**REQUIRED TASK**
Reproduce the listing below exactly. Pictures do not belong in the copy.

**SUPPLIED INFORMATION**
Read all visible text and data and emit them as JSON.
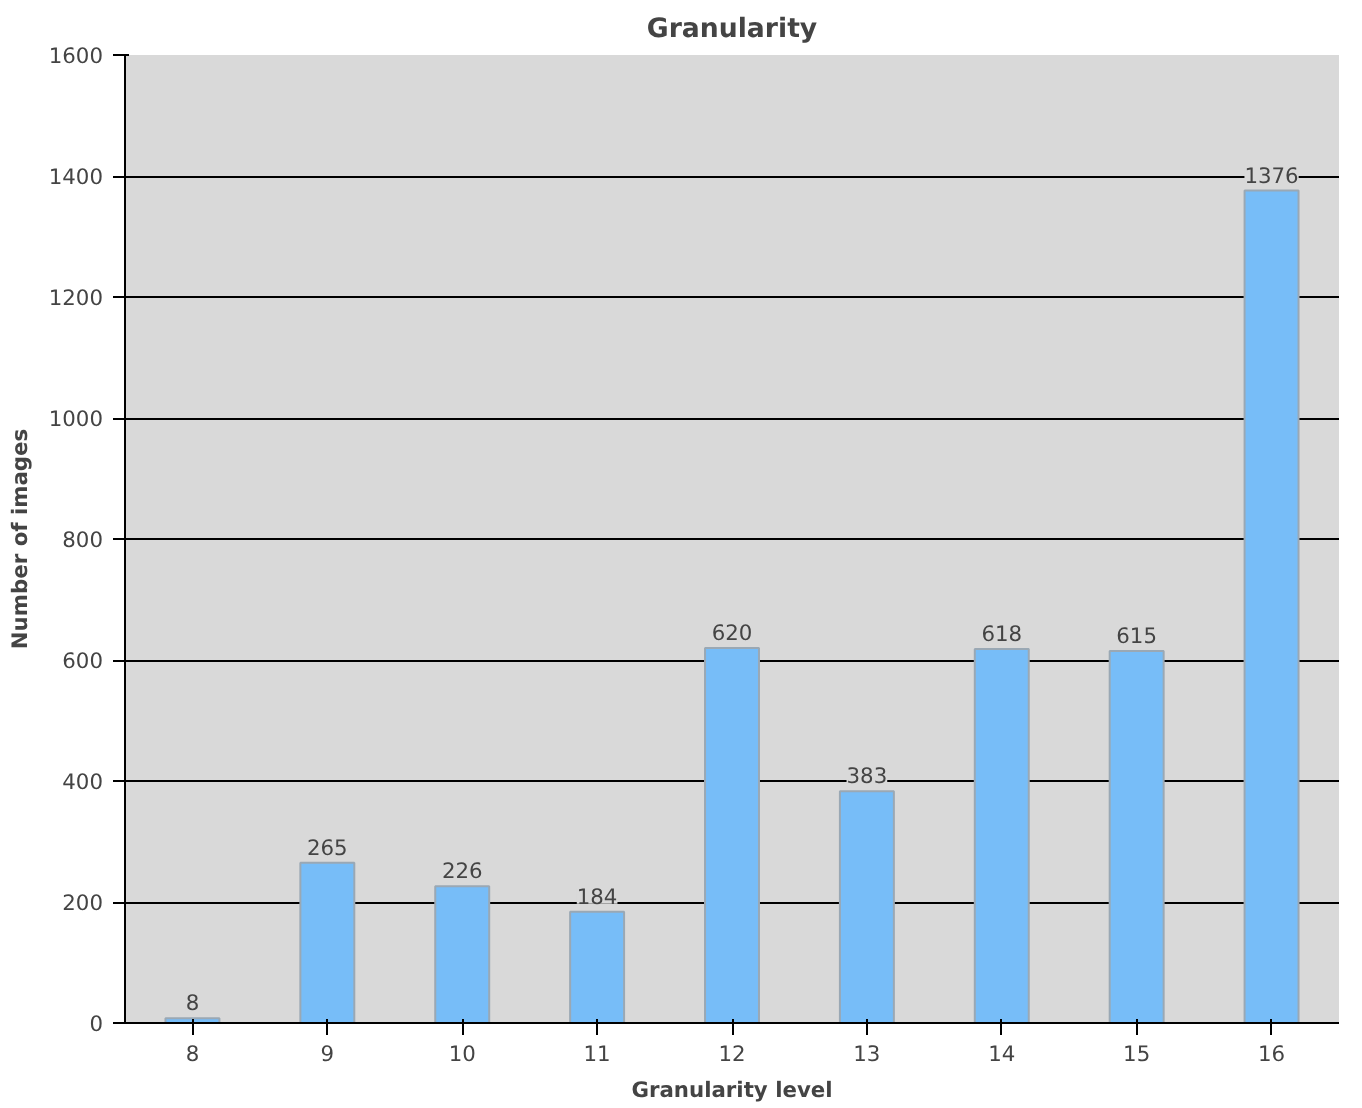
{
  "chart_data": {
    "type": "bar",
    "title": "Granularity",
    "xlabel": "Granularity level",
    "ylabel": "Number of images",
    "categories": [
      "8",
      "9",
      "10",
      "11",
      "12",
      "13",
      "14",
      "15",
      "16"
    ],
    "values": [
      8,
      265,
      226,
      184,
      620,
      383,
      618,
      615,
      1376
    ],
    "color": "#77bdf8",
    "ylim": [
      0,
      1600
    ],
    "yticks": [
      0,
      200,
      400,
      600,
      800,
      1000,
      1200,
      1400,
      1600
    ],
    "grid": "y",
    "data_labels": true
  }
}
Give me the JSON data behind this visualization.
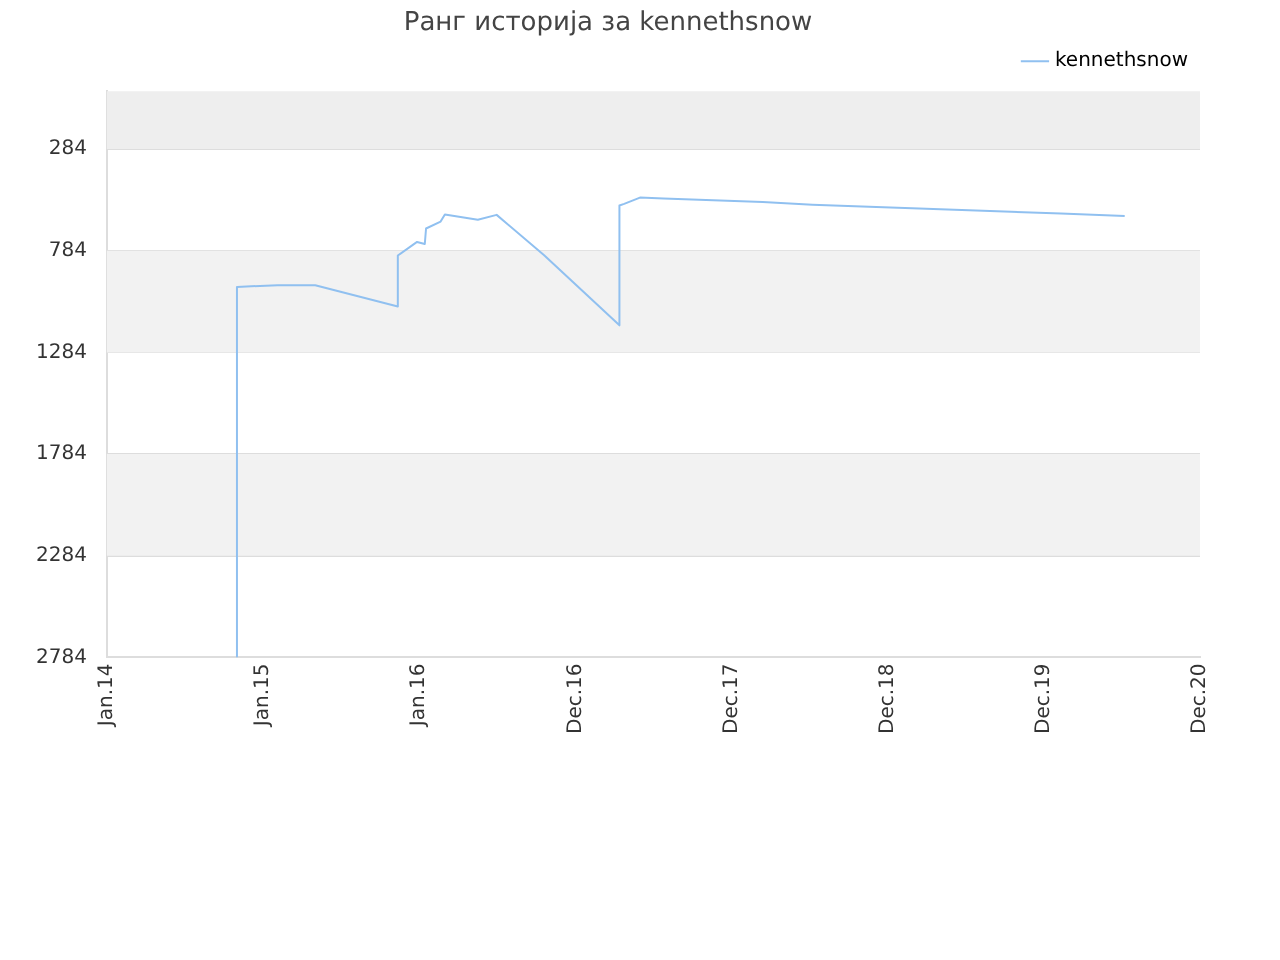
{
  "chart_data": {
    "type": "line",
    "title": "Ранг историја за kennethsnow",
    "legend": "top right",
    "grid": "y",
    "marker": "none",
    "line_style": "solid",
    "xlim": [
      "2014-01-01",
      "2020-12-30"
    ],
    "xticks": [
      {
        "value": "2014-01-01",
        "label": "Jan.14"
      },
      {
        "value": "2015-01-01",
        "label": "Jan.15"
      },
      {
        "value": "2016-01-01",
        "label": "Jan.16"
      },
      {
        "value": "2016-12-31",
        "label": "Dec.16"
      },
      {
        "value": "2017-12-31",
        "label": "Dec.17"
      },
      {
        "value": "2018-12-31",
        "label": "Dec.18"
      },
      {
        "value": "2019-12-31",
        "label": "Dec.19"
      },
      {
        "value": "2020-12-30",
        "label": "Dec.20"
      }
    ],
    "ylim": [
      2784,
      0
    ],
    "yticks": [
      2784,
      2284,
      1784,
      1284,
      784,
      284
    ],
    "bands": [
      {
        "axis": "y",
        "from": 0,
        "to": 284,
        "color": "#eeeeee"
      },
      {
        "axis": "y",
        "from": 784,
        "to": 1284,
        "color": "#f2f2f2"
      },
      {
        "axis": "y",
        "from": 1784,
        "to": 2284,
        "color": "#f2f2f2"
      }
    ],
    "x": [
      "2014-11-01",
      "2014-11-01",
      "2015-02-04",
      "2015-05-03",
      "2015-11-12",
      "2015-11-12",
      "2015-12-27",
      "2016-01-14",
      "2016-01-17",
      "2016-02-20",
      "2016-03-01",
      "2016-05-17",
      "2016-06-30",
      "2016-10-19",
      "2017-04-13",
      "2017-04-13",
      "2017-04-24",
      "2017-05-31",
      "2017-07-25",
      "2017-11-18",
      "2018-03-14",
      "2018-07-08",
      "2018-11-01",
      "2019-02-26",
      "2019-06-22",
      "2019-10-16",
      "2020-02-09",
      "2020-07-07"
    ],
    "series": [
      {
        "name": "kennethsnow",
        "color": "#90c0f0",
        "values": [
          2784,
          962,
          954,
          954,
          1058,
          808,
          741,
          751,
          675,
          641,
          606,
          632,
          608,
          806,
          1151,
          562,
          554,
          523,
          527,
          536,
          545,
          558,
          567,
          575,
          584,
          593,
          601,
          614
        ]
      }
    ]
  }
}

**PROBLEM SOLUTION**
Read all visible text and data and emit them as JSON.
{
  "chart_data": {
    "type": "bar",
    "title": "Granularity",
    "xlabel": "Granularity level",
    "ylabel": "Number of images",
    "categories": [
      "8",
      "9",
      "10",
      "11",
      "12",
      "13",
      "14",
      "15",
      "16"
    ],
    "values": [
      8,
      265,
      226,
      184,
      620,
      383,
      618,
      615,
      1376
    ],
    "color": "#77bdf8",
    "ylim": [
      0,
      1600
    ],
    "yticks": [
      0,
      200,
      400,
      600,
      800,
      1000,
      1200,
      1400,
      1600
    ],
    "grid": "y",
    "data_labels": true
  }
}
Give me the JSON data behind this visualization.
{
  "chart_data": {
    "type": "line",
    "title": "Ранг историја за kennethsnow",
    "legend": "top right",
    "grid": "y",
    "marker": "none",
    "line_style": "solid",
    "xlim": [
      "2014-01-01",
      "2020-12-30"
    ],
    "xticks": [
      {
        "value": "2014-01-01",
        "label": "Jan.14"
      },
      {
        "value": "2015-01-01",
        "label": "Jan.15"
      },
      {
        "value": "2016-01-01",
        "label": "Jan.16"
      },
      {
        "value": "2016-12-31",
        "label": "Dec.16"
      },
      {
        "value": "2017-12-31",
        "label": "Dec.17"
      },
      {
        "value": "2018-12-31",
        "label": "Dec.18"
      },
      {
        "value": "2019-12-31",
        "label": "Dec.19"
      },
      {
        "value": "2020-12-30",
        "label": "Dec.20"
      }
    ],
    "ylim": [
      2784,
      0
    ],
    "yticks": [
      2784,
      2284,
      1784,
      1284,
      784,
      284
    ],
    "bands": [
      {
        "axis": "y",
        "from": 0,
        "to": 284,
        "color": "#eeeeee"
      },
      {
        "axis": "y",
        "from": 784,
        "to": 1284,
        "color": "#f2f2f2"
      },
      {
        "axis": "y",
        "from": 1784,
        "to": 2284,
        "color": "#f2f2f2"
      }
    ],
    "x": [
      "2014-11-01",
      "2014-11-01",
      "2015-02-04",
      "2015-05-03",
      "2015-11-12",
      "2015-11-12",
      "2015-12-27",
      "2016-01-14",
      "2016-01-17",
      "2016-02-20",
      "2016-03-01",
      "2016-05-17",
      "2016-06-30",
      "2016-10-19",
      "2017-04-13",
      "2017-04-13",
      "2017-04-24",
      "2017-05-31",
      "2017-07-25",
      "2017-11-18",
      "2018-03-14",
      "2018-07-08",
      "2018-11-01",
      "2019-02-26",
      "2019-06-22",
      "2019-10-16",
      "2020-02-09",
      "2020-07-07"
    ],
    "series": [
      {
        "name": "kennethsnow",
        "color": "#90c0f0",
        "values": [
          2784,
          962,
          954,
          954,
          1058,
          808,
          741,
          751,
          675,
          641,
          606,
          632,
          608,
          806,
          1151,
          562,
          554,
          523,
          527,
          536,
          545,
          558,
          567,
          575,
          584,
          593,
          601,
          614
        ]
      }
    ]
  }
}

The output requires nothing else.